Given task ▸ Locate every line in the records below that holds the word "ylabel" and return each one.

Dataset rows about figures ▸
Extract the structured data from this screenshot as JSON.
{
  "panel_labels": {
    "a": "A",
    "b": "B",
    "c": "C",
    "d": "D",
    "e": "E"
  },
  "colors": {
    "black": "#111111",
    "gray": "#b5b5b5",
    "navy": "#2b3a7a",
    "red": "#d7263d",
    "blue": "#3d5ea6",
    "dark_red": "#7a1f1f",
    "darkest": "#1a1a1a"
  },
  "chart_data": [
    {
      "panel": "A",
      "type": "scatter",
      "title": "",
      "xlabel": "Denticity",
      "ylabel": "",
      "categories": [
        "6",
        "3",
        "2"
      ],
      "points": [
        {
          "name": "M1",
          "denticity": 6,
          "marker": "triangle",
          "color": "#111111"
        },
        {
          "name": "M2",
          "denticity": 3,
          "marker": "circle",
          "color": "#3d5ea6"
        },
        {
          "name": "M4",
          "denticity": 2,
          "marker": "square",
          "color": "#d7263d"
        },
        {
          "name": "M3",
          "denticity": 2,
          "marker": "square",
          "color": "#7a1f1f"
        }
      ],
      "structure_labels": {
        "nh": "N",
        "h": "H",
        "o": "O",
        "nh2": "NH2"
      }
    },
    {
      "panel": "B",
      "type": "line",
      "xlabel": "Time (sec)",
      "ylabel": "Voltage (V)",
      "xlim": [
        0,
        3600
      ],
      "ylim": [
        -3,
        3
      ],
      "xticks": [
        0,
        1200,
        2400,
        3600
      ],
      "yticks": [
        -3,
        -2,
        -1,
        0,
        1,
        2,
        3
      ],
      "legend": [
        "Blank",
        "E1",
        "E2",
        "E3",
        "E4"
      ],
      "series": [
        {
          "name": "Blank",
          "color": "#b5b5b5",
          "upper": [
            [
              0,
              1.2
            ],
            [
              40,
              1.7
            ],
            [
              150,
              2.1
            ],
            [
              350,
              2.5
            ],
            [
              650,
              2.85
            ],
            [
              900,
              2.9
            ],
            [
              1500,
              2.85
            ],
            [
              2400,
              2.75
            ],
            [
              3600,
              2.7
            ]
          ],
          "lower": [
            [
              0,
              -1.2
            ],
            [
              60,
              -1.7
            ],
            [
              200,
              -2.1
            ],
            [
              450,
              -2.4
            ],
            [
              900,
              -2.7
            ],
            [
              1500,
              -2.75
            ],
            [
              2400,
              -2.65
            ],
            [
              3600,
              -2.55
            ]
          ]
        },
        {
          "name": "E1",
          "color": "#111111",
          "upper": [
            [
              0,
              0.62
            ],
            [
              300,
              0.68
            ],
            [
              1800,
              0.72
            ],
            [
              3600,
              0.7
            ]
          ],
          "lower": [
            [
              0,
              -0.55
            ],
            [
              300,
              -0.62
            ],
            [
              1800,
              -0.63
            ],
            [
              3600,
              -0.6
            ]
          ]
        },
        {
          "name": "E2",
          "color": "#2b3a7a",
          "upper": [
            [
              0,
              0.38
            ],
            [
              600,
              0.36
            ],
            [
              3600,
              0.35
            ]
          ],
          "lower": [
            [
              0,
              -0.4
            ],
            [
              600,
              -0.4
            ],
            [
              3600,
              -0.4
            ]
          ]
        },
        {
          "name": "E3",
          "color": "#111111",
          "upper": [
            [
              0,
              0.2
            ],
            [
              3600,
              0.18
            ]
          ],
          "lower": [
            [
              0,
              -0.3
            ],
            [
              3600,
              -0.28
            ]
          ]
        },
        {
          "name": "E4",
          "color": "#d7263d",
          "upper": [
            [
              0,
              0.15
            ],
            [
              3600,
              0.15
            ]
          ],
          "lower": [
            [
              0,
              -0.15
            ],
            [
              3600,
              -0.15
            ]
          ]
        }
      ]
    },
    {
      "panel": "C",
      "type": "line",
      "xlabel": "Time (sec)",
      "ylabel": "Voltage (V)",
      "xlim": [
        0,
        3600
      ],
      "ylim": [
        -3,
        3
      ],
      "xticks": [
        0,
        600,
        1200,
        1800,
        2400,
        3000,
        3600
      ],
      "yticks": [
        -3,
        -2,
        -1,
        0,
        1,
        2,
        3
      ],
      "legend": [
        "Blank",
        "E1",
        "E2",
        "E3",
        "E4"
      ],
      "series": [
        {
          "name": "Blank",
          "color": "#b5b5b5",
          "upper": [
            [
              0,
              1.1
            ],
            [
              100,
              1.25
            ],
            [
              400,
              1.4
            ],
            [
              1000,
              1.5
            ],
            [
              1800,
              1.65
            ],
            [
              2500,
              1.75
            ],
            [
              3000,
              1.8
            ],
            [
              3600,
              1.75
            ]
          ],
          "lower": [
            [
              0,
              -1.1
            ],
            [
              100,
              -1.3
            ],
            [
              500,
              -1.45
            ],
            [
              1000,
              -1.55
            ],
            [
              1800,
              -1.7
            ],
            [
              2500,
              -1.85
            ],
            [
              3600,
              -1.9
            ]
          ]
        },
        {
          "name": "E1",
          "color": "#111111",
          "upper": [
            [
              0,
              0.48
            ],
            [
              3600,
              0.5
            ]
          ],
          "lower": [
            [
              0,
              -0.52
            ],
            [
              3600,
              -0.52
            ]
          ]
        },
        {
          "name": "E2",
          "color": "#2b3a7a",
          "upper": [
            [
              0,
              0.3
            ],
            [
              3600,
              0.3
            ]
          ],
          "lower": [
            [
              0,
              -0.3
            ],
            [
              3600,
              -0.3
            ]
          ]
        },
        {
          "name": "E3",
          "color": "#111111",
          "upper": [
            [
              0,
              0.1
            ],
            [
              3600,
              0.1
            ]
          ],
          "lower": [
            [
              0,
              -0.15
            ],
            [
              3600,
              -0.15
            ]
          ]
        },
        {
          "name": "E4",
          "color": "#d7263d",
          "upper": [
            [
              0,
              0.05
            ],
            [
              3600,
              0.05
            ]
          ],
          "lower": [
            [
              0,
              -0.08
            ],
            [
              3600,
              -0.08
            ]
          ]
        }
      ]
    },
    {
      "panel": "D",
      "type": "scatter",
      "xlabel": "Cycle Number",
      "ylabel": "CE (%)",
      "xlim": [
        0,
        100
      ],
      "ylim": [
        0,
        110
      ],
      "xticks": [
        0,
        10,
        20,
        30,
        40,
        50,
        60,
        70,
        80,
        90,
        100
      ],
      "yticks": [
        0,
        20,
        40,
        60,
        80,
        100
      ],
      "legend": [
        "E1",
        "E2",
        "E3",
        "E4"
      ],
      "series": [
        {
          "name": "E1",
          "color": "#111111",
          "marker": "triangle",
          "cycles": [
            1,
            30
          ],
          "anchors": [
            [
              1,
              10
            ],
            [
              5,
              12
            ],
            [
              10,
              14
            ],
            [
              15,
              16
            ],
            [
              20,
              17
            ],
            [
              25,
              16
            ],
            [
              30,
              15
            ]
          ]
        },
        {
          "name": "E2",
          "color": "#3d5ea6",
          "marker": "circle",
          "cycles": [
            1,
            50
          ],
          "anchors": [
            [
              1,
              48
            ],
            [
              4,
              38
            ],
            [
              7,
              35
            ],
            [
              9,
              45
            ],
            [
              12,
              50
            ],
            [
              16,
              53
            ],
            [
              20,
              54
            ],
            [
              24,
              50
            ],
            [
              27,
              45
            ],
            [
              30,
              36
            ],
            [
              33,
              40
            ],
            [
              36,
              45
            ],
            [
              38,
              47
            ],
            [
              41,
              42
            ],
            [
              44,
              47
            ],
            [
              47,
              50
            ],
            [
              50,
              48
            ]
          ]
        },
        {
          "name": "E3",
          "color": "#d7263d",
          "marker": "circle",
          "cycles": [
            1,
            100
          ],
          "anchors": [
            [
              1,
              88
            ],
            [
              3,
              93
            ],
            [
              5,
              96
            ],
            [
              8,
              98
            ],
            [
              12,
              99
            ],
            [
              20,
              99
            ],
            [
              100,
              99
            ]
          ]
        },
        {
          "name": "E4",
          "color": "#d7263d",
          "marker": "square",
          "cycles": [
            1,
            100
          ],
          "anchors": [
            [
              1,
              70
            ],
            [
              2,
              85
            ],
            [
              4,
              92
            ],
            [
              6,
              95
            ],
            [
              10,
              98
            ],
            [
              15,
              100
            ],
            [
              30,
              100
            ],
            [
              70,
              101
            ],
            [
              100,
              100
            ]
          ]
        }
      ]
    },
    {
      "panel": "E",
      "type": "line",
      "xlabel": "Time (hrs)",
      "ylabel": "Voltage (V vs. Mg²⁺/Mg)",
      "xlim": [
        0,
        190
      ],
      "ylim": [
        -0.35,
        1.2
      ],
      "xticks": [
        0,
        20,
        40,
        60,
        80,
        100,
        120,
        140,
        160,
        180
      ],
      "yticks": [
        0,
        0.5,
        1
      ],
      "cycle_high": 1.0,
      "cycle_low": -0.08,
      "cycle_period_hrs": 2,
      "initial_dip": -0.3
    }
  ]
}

Exercise output ▸
      "ylabel": "",
      "ylabel": "Voltage (V)",
      "ylabel": "Voltage (V)",
      "ylabel": "CE (%)",
      "ylabel": "Voltage (V vs. Mg²⁺/Mg)",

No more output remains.